* [WHAT THE TASK REQUIRES]
Reproduce the data below verbatim, beginning with the line that contains "dns-domain-row: DNS Domain" and continuing through the line that contains "confirm-button[interactable] [831,21,868,58]", with both of those lines included.

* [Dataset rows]
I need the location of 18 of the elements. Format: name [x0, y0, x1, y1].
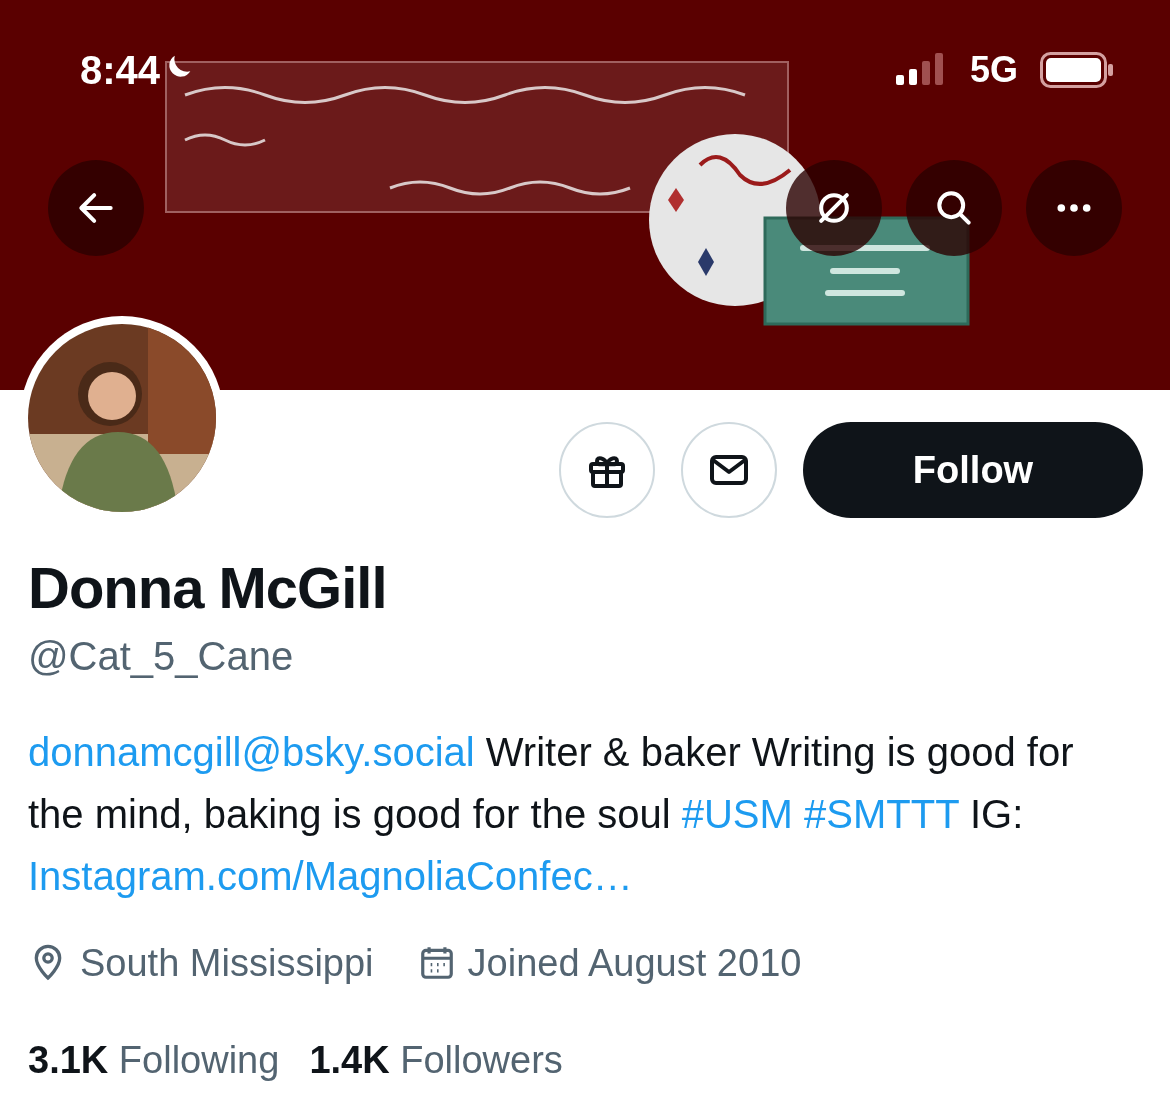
profile-handle: @Cat_5_Cane [28, 632, 295, 680]
stat-link[interactable]: 3.1K Following [28, 1031, 280, 1089]
bio-link[interactable]: #USM [681, 791, 793, 836]
network-label: 5G [969, 52, 1018, 88]
location-text: South Mississippi [80, 940, 374, 986]
profile-bio: donnamcgill@bsky.social Writer & baker Writing is good for the mind, baking is good for the soul #USM #SMTTT IG: Instagram.com/MagnoliaConfec… [28, 728, 1075, 900]
bio-link[interactable]: Instagram.com/MagnoliaConfec… [28, 853, 633, 898]
gift-button[interactable] [559, 422, 655, 518]
follow-button[interactable]: Follow [803, 422, 1143, 518]
message-button[interactable] [681, 422, 777, 518]
bio-link[interactable]: donnamcgill@bsky.social [28, 729, 475, 774]
status-time: 8:44 [80, 50, 161, 90]
bio-link[interactable]: #SMTTT [804, 791, 959, 836]
joined-date: Joined August 2010 [467, 940, 802, 986]
profile-name: Donna McGill [28, 554, 388, 622]
battery-icon [1040, 52, 1114, 88]
stat-link[interactable]: 1.4K Followers [309, 1031, 563, 1089]
more-icon [1056, 202, 1092, 214]
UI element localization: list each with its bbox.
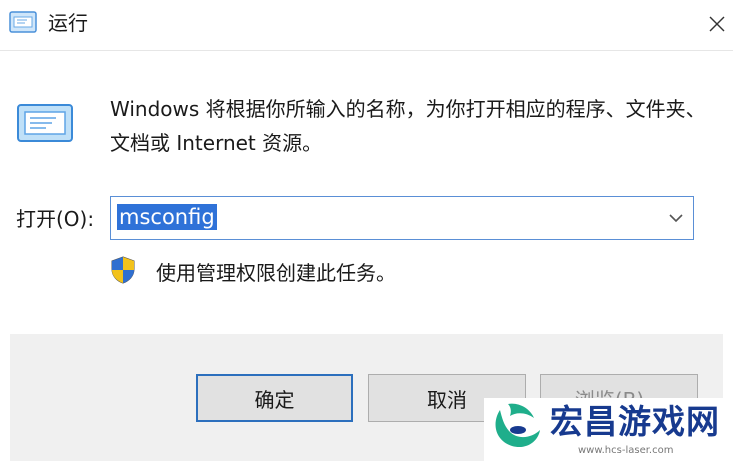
close-button[interactable] — [700, 6, 733, 42]
ok-button[interactable]: 确定 — [196, 374, 353, 422]
run-dialog-icon — [17, 104, 73, 142]
open-combobox[interactable]: msconfig — [110, 196, 694, 240]
open-label: 打开(O): — [16, 207, 95, 231]
admin-note: 使用管理权限创建此任务。 — [156, 261, 396, 285]
close-icon — [709, 16, 724, 32]
open-input[interactable]: msconfig — [117, 204, 217, 230]
watermark-title: 宏昌游戏网 — [550, 402, 720, 441]
title-bar: 运行 — [0, 0, 733, 51]
window-title: 运行 — [48, 11, 88, 35]
watermark-url: www.hcs-laser.com — [578, 445, 674, 456]
chevron-down-icon[interactable] — [665, 207, 687, 229]
uac-shield-icon — [111, 256, 135, 284]
description-text: Windows 将根据你所输入的名称，为你打开相应的程序、文件夹、文档或 Int… — [110, 97, 706, 155]
watermark-logo — [495, 403, 540, 448]
run-dialog-icon — [9, 11, 37, 33]
watermark: 宏昌游戏网 www.hcs-laser.com — [484, 398, 733, 461]
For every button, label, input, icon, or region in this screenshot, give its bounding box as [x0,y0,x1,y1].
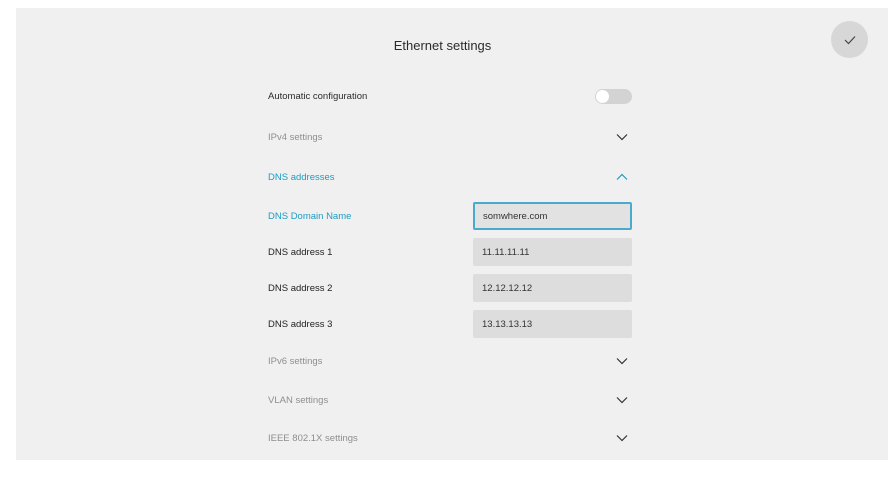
dns-domain-row: DNS Domain Name [268,202,468,230]
section-ipv4-label: IPv4 settings [268,131,323,143]
dns-address1-row: DNS address 1 [268,238,468,266]
section-ieee[interactable]: IEEE 802.1X settings [268,424,632,452]
chevron-down-icon [616,358,628,365]
chevron-up-icon [616,173,628,180]
dns-address2-input[interactable]: 12.12.12.12 [473,274,632,302]
toggle-knob [596,89,609,103]
section-vlan-label: VLAN settings [268,394,329,406]
section-vlan[interactable]: VLAN settings [268,386,632,414]
section-ieee-label: IEEE 802.1X settings [268,432,358,444]
auto-config-label: Automatic configuration [268,90,368,102]
dns-address3-label: DNS address 3 [268,318,333,330]
dns-domain-input[interactable]: somwhere.com [473,202,632,230]
section-ipv6-label: IPv6 settings [268,355,323,367]
dns-domain-label: DNS Domain Name [268,210,352,222]
section-ipv4[interactable]: IPv4 settings [268,123,632,151]
dns-address3-row: DNS address 3 [268,310,468,338]
section-ipv6[interactable]: IPv6 settings [268,347,632,375]
dns-address1-input[interactable]: 11.11.11.11 [473,238,632,266]
chevron-down-icon [616,435,628,442]
settings-screen: Ethernet settings Automatic configuratio… [16,8,888,460]
chevron-down-icon [616,134,628,141]
section-dns[interactable]: DNS addresses [268,163,632,191]
chevron-down-icon [616,397,628,404]
checkmark-icon [844,35,855,44]
section-dns-label: DNS addresses [268,171,335,183]
confirm-button[interactable] [831,21,868,58]
dns-address2-label: DNS address 2 [268,282,333,294]
auto-config-row: Automatic configuration [268,82,632,110]
dns-address2-row: DNS address 2 [268,274,468,302]
dns-address1-label: DNS address 1 [268,246,333,258]
dns-address3-input[interactable]: 13.13.13.13 [473,310,632,338]
auto-config-toggle[interactable] [595,88,632,104]
page-title: Ethernet settings [393,38,492,53]
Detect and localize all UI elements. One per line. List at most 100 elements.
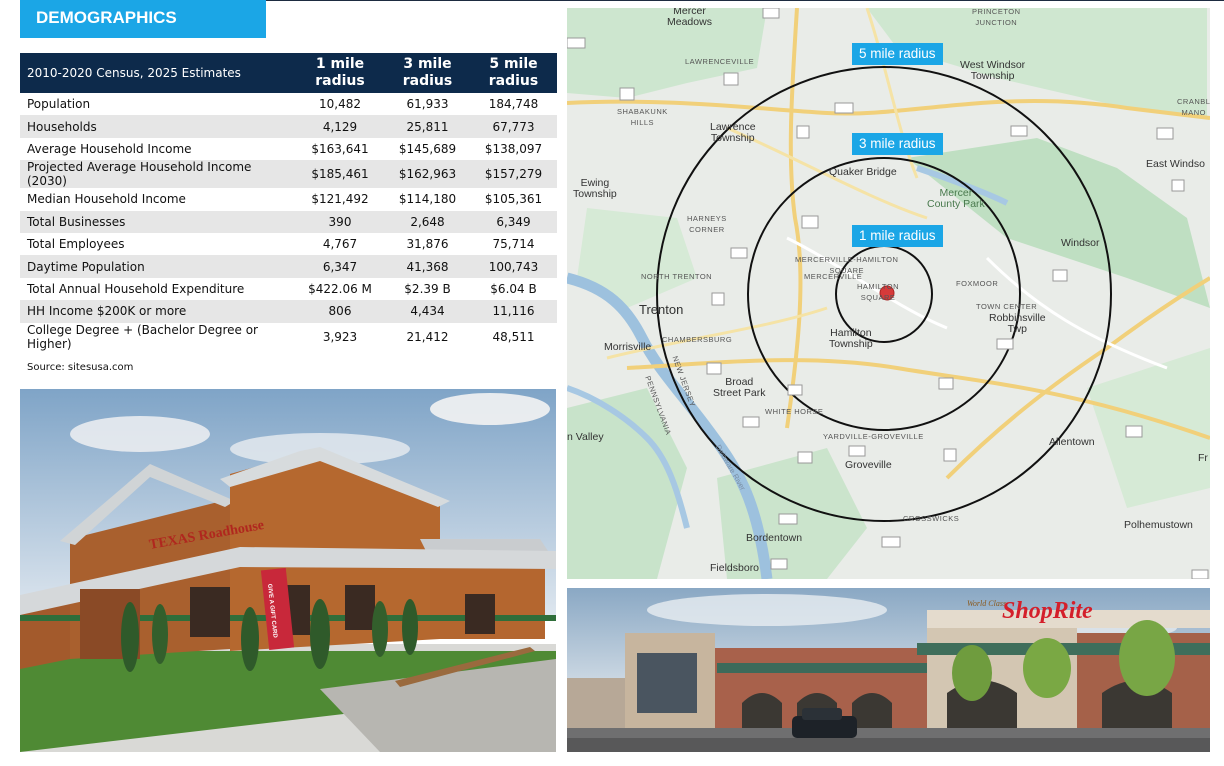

* [EXERCISE SOLUTION]
dns-domain-row: DNS Domain Name [268,202,468,230]
section-ipv4-label: IPv4 settings [268,131,323,143]
dns-address1-row: DNS address 1 [268,238,468,266]
section-ieee[interactable]: IEEE 802.1X settings [268,424,632,452]
chevron-down-icon [616,358,628,365]
chevron-up-icon [616,173,628,180]
dns-address2-input[interactable]: 12.12.12.12 [473,274,632,302]
toggle-knob [596,89,609,103]
section-vlan-label: VLAN settings [268,394,329,406]
section-vlan[interactable]: VLAN settings [268,386,632,414]
section-ieee-label: IEEE 802.1X settings [268,432,358,444]
auto-config-label: Automatic configuration [268,90,368,102]
dns-address3-label: DNS address 3 [268,318,333,330]
dns-domain-input[interactable]: somwhere.com [473,202,632,230]
section-ipv6-label: IPv6 settings [268,355,323,367]
dns-domain-label: DNS Domain Name [268,210,352,222]
section-ipv4[interactable]: IPv4 settings [268,123,632,151]
dns-address3-row: DNS address 3 [268,310,468,338]
section-ipv6[interactable]: IPv6 settings [268,347,632,375]
dns-address1-input[interactable]: 11.11.11.11 [473,238,632,266]
chevron-down-icon [616,435,628,442]
settings-screen: Ethernet settings Automatic configuratio… [16,8,888,460]
chevron-down-icon [616,134,628,141]
section-dns[interactable]: DNS addresses [268,163,632,191]
chevron-down-icon [616,397,628,404]
checkmark-icon [844,35,855,44]
section-dns-label: DNS addresses [268,171,335,183]
confirm-button[interactable] [831,21,868,58]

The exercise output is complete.